>> Start Data shown

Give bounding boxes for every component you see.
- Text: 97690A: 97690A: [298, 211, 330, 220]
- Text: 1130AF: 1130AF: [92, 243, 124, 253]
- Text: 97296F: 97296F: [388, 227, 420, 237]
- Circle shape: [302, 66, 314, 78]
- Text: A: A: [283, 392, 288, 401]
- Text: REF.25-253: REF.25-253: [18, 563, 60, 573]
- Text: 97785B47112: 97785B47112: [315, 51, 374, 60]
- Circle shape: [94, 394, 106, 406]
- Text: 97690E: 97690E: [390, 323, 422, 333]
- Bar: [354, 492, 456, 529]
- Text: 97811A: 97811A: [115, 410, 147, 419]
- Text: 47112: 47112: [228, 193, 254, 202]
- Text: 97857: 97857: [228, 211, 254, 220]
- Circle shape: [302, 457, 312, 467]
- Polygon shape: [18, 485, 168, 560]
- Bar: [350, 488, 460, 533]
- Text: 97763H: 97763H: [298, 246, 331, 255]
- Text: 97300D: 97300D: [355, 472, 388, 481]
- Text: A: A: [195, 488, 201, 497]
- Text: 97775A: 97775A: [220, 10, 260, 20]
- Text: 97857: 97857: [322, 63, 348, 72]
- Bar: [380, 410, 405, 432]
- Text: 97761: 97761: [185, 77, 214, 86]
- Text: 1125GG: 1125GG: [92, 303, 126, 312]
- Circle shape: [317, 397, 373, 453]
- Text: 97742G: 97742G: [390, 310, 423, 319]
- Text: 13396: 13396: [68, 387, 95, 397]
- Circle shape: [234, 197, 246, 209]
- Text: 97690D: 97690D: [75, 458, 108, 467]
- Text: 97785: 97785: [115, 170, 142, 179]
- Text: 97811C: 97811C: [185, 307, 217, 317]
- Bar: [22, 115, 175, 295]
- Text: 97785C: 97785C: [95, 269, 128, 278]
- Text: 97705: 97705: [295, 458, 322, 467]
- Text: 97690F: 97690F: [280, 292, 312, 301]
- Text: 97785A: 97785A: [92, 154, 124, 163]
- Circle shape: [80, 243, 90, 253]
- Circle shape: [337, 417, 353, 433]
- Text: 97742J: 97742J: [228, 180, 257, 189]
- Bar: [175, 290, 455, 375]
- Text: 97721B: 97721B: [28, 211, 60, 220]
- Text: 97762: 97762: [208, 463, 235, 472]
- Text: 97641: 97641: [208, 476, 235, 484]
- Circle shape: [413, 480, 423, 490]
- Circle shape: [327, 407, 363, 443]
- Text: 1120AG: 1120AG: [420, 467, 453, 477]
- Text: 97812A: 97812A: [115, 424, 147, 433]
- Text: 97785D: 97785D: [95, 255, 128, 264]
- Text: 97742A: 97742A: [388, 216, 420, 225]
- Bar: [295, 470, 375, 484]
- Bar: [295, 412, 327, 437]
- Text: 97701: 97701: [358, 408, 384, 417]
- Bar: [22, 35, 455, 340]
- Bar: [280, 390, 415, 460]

>> End Data shown

→ **Task objective**: Write out as a numbered list the lines from the start of the records through the line that contains "- Circle shape: [94, 394, 106, 406]", both included. Leave out blank lines.

→ **Completed task**:
1. Give bounding boxes for every component you see.
2. - Text: 97690A: 97690A: [298, 211, 330, 220]
3. - Text: 1130AF: 1130AF: [92, 243, 124, 253]
4. - Text: 97296F: 97296F: [388, 227, 420, 237]
5. - Circle shape: [302, 66, 314, 78]
6. - Text: A: A: [283, 392, 288, 401]
7. - Text: REF.25-253: REF.25-253: [18, 563, 60, 573]
8. - Text: 97785B47112: 97785B47112: [315, 51, 374, 60]
9. - Circle shape: [94, 394, 106, 406]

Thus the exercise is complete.